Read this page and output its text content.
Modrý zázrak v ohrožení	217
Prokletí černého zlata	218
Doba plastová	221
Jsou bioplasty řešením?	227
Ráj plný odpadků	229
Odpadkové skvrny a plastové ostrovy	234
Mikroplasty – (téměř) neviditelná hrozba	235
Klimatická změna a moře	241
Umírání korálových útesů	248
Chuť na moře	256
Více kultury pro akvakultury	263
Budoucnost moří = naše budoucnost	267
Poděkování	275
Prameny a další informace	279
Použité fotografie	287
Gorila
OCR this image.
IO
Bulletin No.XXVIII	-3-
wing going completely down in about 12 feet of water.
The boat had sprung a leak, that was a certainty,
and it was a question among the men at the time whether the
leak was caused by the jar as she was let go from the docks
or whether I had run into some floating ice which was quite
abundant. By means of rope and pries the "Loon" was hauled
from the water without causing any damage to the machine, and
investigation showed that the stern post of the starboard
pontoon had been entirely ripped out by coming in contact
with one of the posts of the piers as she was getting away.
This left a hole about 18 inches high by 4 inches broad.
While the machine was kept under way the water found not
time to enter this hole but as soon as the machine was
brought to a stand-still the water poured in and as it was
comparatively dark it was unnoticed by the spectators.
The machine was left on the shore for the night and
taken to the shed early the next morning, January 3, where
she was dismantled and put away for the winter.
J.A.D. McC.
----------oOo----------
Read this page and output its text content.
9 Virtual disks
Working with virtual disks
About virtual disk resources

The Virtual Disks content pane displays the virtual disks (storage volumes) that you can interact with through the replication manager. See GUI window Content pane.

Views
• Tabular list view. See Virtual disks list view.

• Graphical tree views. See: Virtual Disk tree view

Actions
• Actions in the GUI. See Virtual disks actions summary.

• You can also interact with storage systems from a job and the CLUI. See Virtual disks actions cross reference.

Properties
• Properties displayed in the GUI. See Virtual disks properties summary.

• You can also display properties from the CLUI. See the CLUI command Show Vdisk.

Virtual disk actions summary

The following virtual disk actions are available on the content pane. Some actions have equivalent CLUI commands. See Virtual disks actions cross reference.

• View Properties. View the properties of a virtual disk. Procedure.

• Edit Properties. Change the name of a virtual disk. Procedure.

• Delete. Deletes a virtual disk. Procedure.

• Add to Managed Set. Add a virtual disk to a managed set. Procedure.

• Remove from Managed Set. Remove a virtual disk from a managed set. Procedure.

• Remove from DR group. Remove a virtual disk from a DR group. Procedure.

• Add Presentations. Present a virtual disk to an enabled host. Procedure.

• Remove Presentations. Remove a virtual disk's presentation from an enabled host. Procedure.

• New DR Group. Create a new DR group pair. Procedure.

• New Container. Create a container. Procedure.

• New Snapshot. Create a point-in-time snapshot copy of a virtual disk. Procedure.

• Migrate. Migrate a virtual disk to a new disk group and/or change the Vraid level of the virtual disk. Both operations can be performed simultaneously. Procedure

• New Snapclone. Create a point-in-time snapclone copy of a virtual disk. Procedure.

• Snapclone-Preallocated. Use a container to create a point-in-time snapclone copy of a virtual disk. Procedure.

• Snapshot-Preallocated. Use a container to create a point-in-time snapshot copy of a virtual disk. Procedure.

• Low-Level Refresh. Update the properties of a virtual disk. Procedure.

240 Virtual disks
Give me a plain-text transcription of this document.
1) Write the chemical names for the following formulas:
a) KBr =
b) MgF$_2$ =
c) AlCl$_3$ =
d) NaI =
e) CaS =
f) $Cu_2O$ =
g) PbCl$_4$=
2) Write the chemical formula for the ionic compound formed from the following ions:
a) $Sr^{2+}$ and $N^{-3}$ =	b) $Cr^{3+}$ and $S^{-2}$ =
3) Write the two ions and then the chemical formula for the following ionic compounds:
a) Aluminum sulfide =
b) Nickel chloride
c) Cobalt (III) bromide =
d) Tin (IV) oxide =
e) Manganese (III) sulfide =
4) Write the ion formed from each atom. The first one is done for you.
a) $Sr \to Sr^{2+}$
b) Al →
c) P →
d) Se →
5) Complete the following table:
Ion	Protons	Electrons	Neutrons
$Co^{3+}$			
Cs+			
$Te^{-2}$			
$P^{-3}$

▶ **Problem requirements**
Write out only what runs from the line holding "Give me a plain-text" through the last line of the records, exactly as shown.

▶ **Answer to this task**
Give me a plain-text transcription of this document.
1) Write the chemical names for the following formulas:
a) KBr =
b) MgF$_2$ =
c) AlCl$_3$ =
d) NaI =
e) CaS =
f) $Cu_2O$ =
g) PbCl$_4$=
2) Write the chemical formula for the ionic compound formed from the following ions:
a) $Sr^{2+}$ and $N^{-3}$ =	b) $Cr^{3+}$ and $S^{-2}$ =
3) Write the two ions and then the chemical formula for the following ionic compounds:
a) Aluminum sulfide =
b) Nickel chloride
c) Cobalt (III) bromide =
d) Tin (IV) oxide =
e) Manganese (III) sulfide =
4) Write the ion formed from each atom. The first one is done for you.
a) $Sr \to Sr^{2+}$
b) Al →
c) P →
d) Se →
5) Complete the following table:
Ion	Protons	Electrons	Neutrons
$Co^{3+}$			
Cs+			
$Te^{-2}$			
$P^{-3}$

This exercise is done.